* [What the task requires]: Write every line out verbatim and omit the pictures.

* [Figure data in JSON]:

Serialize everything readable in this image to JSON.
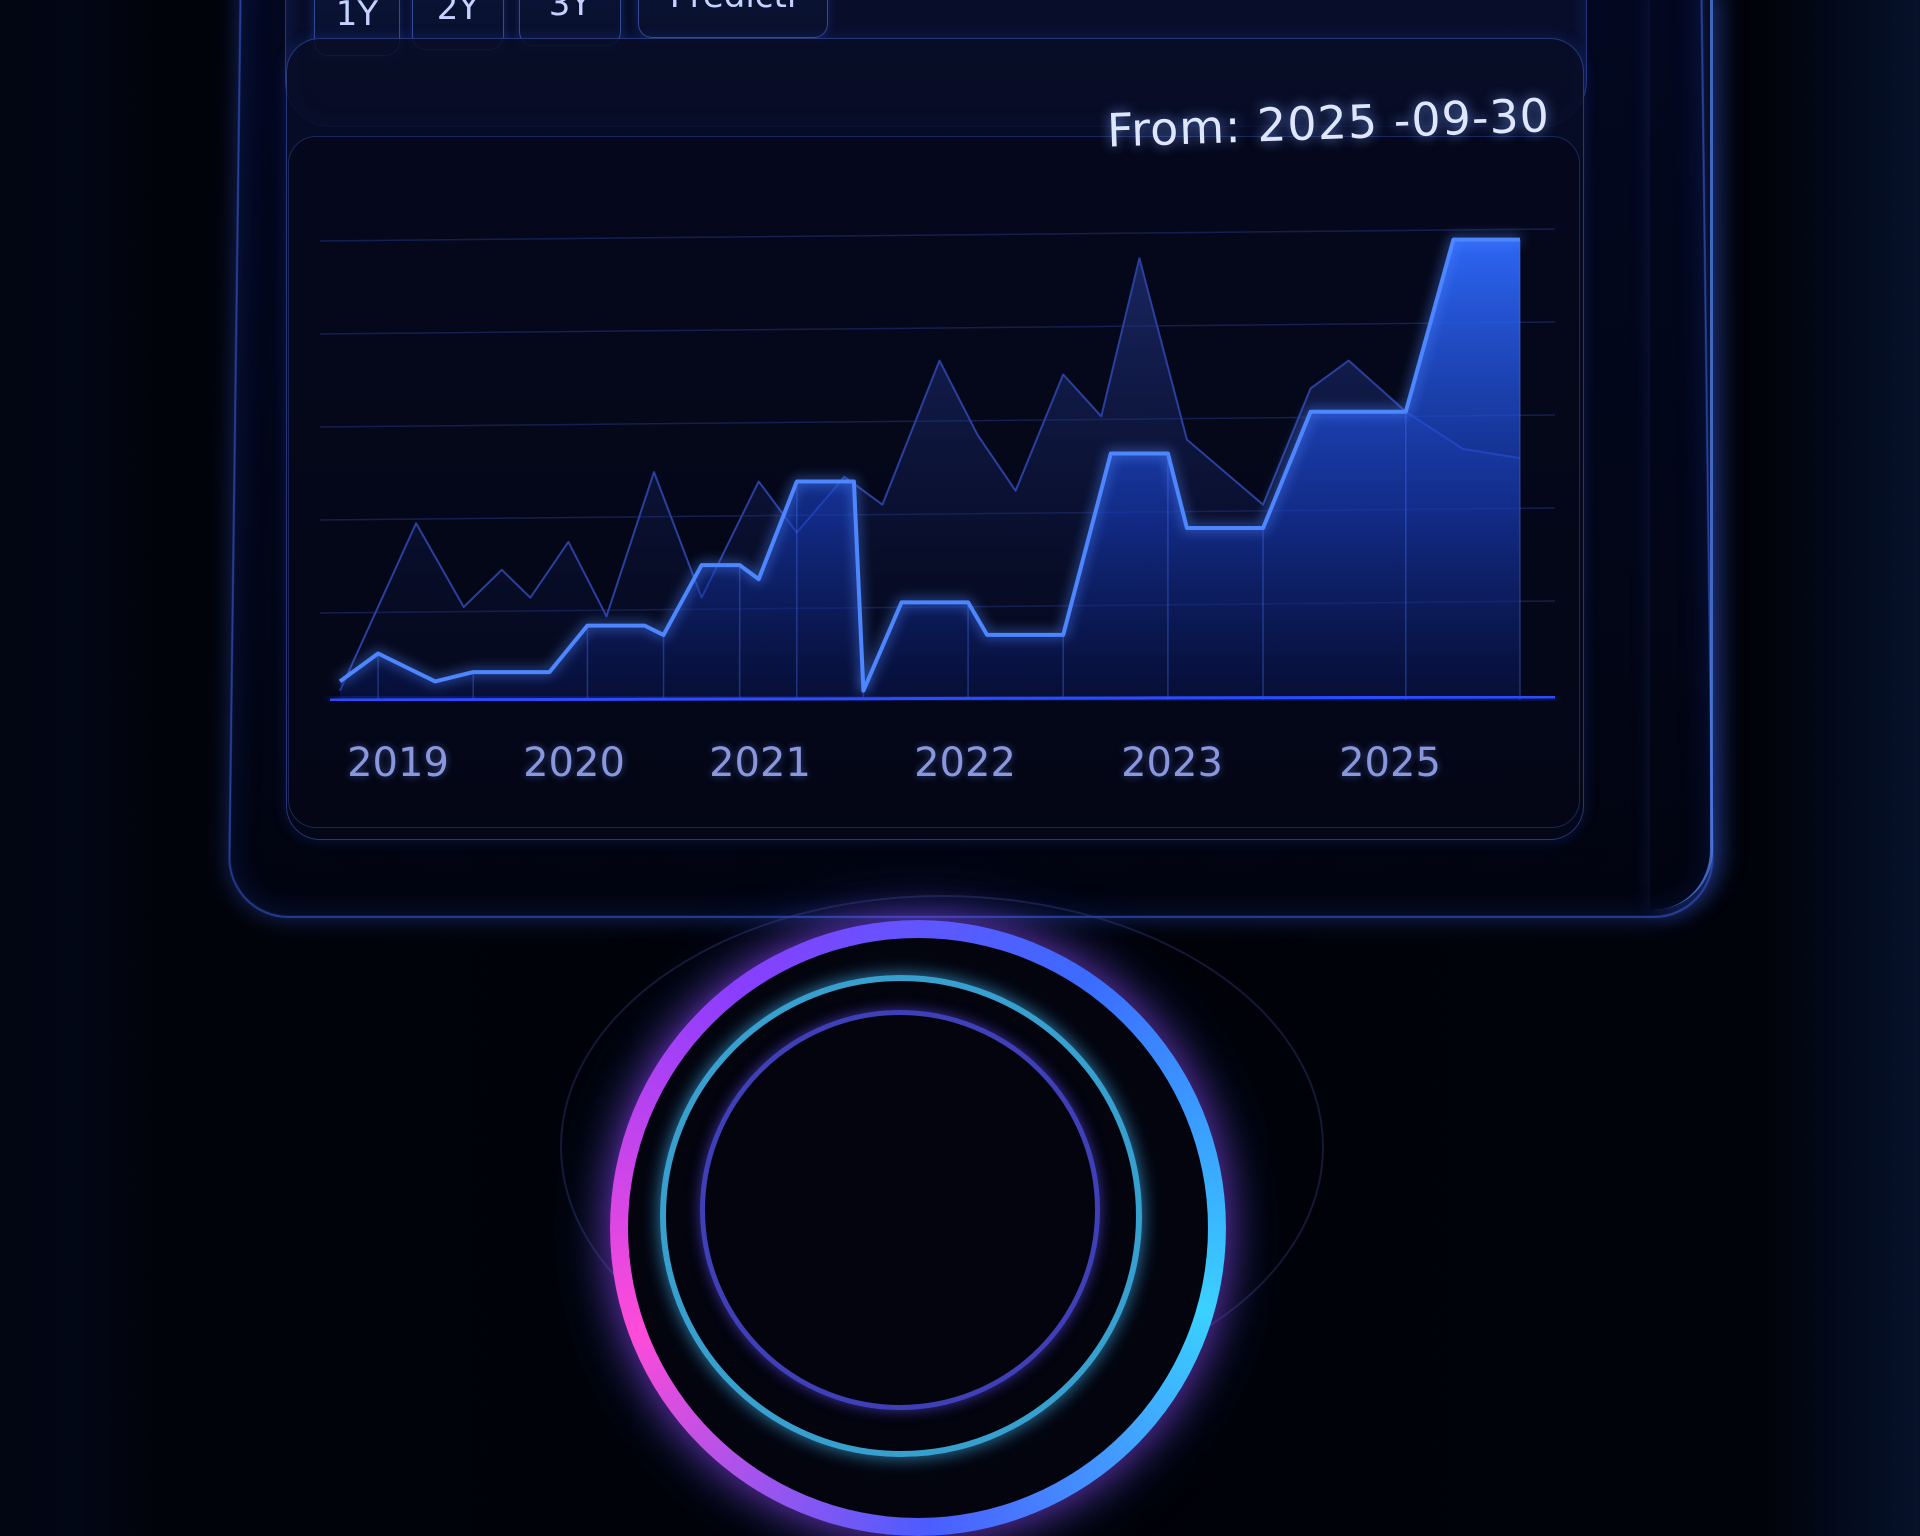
{
  "range_buttons": [
    {
      "label": "1Y"
    },
    {
      "label": "2Y"
    },
    {
      "label": "3Y"
    },
    {
      "label": "Predicti"
    }
  ],
  "chart": {
    "from_label": "From:",
    "from_value": "2025 -09-30"
  },
  "colors": {
    "accent": "#2f6bff",
    "line_glow": "#3d7dff",
    "ghost_area": "#1b2a6a",
    "ring_magenta": "#ff4bd8",
    "ring_cyan": "#3ad1ff"
  },
  "chart_data": {
    "type": "area",
    "xlabel": "",
    "ylabel": "",
    "x_tick_labels": [
      "2019",
      "2020",
      "2021",
      "2022",
      "2023",
      "2025"
    ],
    "grid": true,
    "ylim": [
      0,
      100
    ],
    "series": [
      {
        "values": [
          {
            "x": 2018.9,
            "y": 4
          },
          {
            "x": 2019.1,
            "y": 10
          },
          {
            "x": 2019.4,
            "y": 4
          },
          {
            "x": 2019.6,
            "y": 6
          },
          {
            "x": 2020.0,
            "y": 6
          },
          {
            "x": 2020.2,
            "y": 16
          },
          {
            "x": 2020.5,
            "y": 16
          },
          {
            "x": 2020.6,
            "y": 14
          },
          {
            "x": 2020.8,
            "y": 29
          },
          {
            "x": 2021.0,
            "y": 29
          },
          {
            "x": 2021.1,
            "y": 26
          },
          {
            "x": 2021.3,
            "y": 47
          },
          {
            "x": 2021.6,
            "y": 47
          },
          {
            "x": 2021.65,
            "y": 2
          },
          {
            "x": 2021.85,
            "y": 21
          },
          {
            "x": 2022.2,
            "y": 21
          },
          {
            "x": 2022.3,
            "y": 14
          },
          {
            "x": 2022.7,
            "y": 14
          },
          {
            "x": 2022.95,
            "y": 53
          },
          {
            "x": 2023.25,
            "y": 53
          },
          {
            "x": 2023.35,
            "y": 37
          },
          {
            "x": 2023.75,
            "y": 37
          },
          {
            "x": 2024.0,
            "y": 62
          },
          {
            "x": 2024.5,
            "y": 62
          },
          {
            "x": 2024.75,
            "y": 99
          },
          {
            "x": 2025.1,
            "y": 99
          }
        ]
      },
      {
        "values": [
          {
            "x": 2018.9,
            "y": 2
          },
          {
            "x": 2019.3,
            "y": 38
          },
          {
            "x": 2019.55,
            "y": 20
          },
          {
            "x": 2019.75,
            "y": 28
          },
          {
            "x": 2019.9,
            "y": 22
          },
          {
            "x": 2020.1,
            "y": 34
          },
          {
            "x": 2020.3,
            "y": 18
          },
          {
            "x": 2020.55,
            "y": 49
          },
          {
            "x": 2020.8,
            "y": 22
          },
          {
            "x": 2021.1,
            "y": 47
          },
          {
            "x": 2021.3,
            "y": 36
          },
          {
            "x": 2021.55,
            "y": 48
          },
          {
            "x": 2021.75,
            "y": 42
          },
          {
            "x": 2022.05,
            "y": 73
          },
          {
            "x": 2022.25,
            "y": 57
          },
          {
            "x": 2022.45,
            "y": 45
          },
          {
            "x": 2022.7,
            "y": 70
          },
          {
            "x": 2022.9,
            "y": 61
          },
          {
            "x": 2023.1,
            "y": 95
          },
          {
            "x": 2023.35,
            "y": 56
          },
          {
            "x": 2023.75,
            "y": 42
          },
          {
            "x": 2024.0,
            "y": 67
          },
          {
            "x": 2024.2,
            "y": 73
          },
          {
            "x": 2024.5,
            "y": 62
          },
          {
            "x": 2024.8,
            "y": 54
          },
          {
            "x": 2025.1,
            "y": 52
          }
        ]
      }
    ]
  }
}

* [Answer for the task]:
Serialize everything readable in this image to JSON.
{
  "range_buttons": [
    {
      "label": "1Y"
    },
    {
      "label": "2Y"
    },
    {
      "label": "3Y"
    },
    {
      "label": "Predicti"
    }
  ],
  "chart": {
    "from_label": "From:",
    "from_value": "2025 -09-30"
  },
  "colors": {
    "accent": "#2f6bff",
    "line_glow": "#3d7dff",
    "ghost_area": "#1b2a6a",
    "ring_magenta": "#ff4bd8",
    "ring_cyan": "#3ad1ff"
  },
  "chart_data": {
    "type": "area",
    "xlabel": "",
    "ylabel": "",
    "x_tick_labels": [
      "2019",
      "2020",
      "2021",
      "2022",
      "2023",
      "2025"
    ],
    "grid": true,
    "ylim": [
      0,
      100
    ],
    "series": [
      {
        "values": [
          {
            "x": 2018.9,
            "y": 4
          },
          {
            "x": 2019.1,
            "y": 10
          },
          {
            "x": 2019.4,
            "y": 4
          },
          {
            "x": 2019.6,
            "y": 6
          },
          {
            "x": 2020.0,
            "y": 6
          },
          {
            "x": 2020.2,
            "y": 16
          },
          {
            "x": 2020.5,
            "y": 16
          },
          {
            "x": 2020.6,
            "y": 14
          },
          {
            "x": 2020.8,
            "y": 29
          },
          {
            "x": 2021.0,
            "y": 29
          },
          {
            "x": 2021.1,
            "y": 26
          },
          {
            "x": 2021.3,
            "y": 47
          },
          {
            "x": 2021.6,
            "y": 47
          },
          {
            "x": 2021.65,
            "y": 2
          },
          {
            "x": 2021.85,
            "y": 21
          },
          {
            "x": 2022.2,
            "y": 21
          },
          {
            "x": 2022.3,
            "y": 14
          },
          {
            "x": 2022.7,
            "y": 14
          },
          {
            "x": 2022.95,
            "y": 53
          },
          {
            "x": 2023.25,
            "y": 53
          },
          {
            "x": 2023.35,
            "y": 37
          },
          {
            "x": 2023.75,
            "y": 37
          },
          {
            "x": 2024.0,
            "y": 62
          },
          {
            "x": 2024.5,
            "y": 62
          },
          {
            "x": 2024.75,
            "y": 99
          },
          {
            "x": 2025.1,
            "y": 99
          }
        ]
      },
      {
        "values": [
          {
            "x": 2018.9,
            "y": 2
          },
          {
            "x": 2019.3,
            "y": 38
          },
          {
            "x": 2019.55,
            "y": 20
          },
          {
            "x": 2019.75,
            "y": 28
          },
          {
            "x": 2019.9,
            "y": 22
          },
          {
            "x": 2020.1,
            "y": 34
          },
          {
            "x": 2020.3,
            "y": 18
          },
          {
            "x": 2020.55,
            "y": 49
          },
          {
            "x": 2020.8,
            "y": 22
          },
          {
            "x": 2021.1,
            "y": 47
          },
          {
            "x": 2021.3,
            "y": 36
          },
          {
            "x": 2021.55,
            "y": 48
          },
          {
            "x": 2021.75,
            "y": 42
          },
          {
            "x": 2022.05,
            "y": 73
          },
          {
            "x": 2022.25,
            "y": 57
          },
          {
            "x": 2022.45,
            "y": 45
          },
          {
            "x": 2022.7,
            "y": 70
          },
          {
            "x": 2022.9,
            "y": 61
          },
          {
            "x": 2023.1,
            "y": 95
          },
          {
            "x": 2023.35,
            "y": 56
          },
          {
            "x": 2023.75,
            "y": 42
          },
          {
            "x": 2024.0,
            "y": 67
          },
          {
            "x": 2024.2,
            "y": 73
          },
          {
            "x": 2024.5,
            "y": 62
          },
          {
            "x": 2024.8,
            "y": 54
          },
          {
            "x": 2025.1,
            "y": 52
          }
        ]
      }
    ]
  }
}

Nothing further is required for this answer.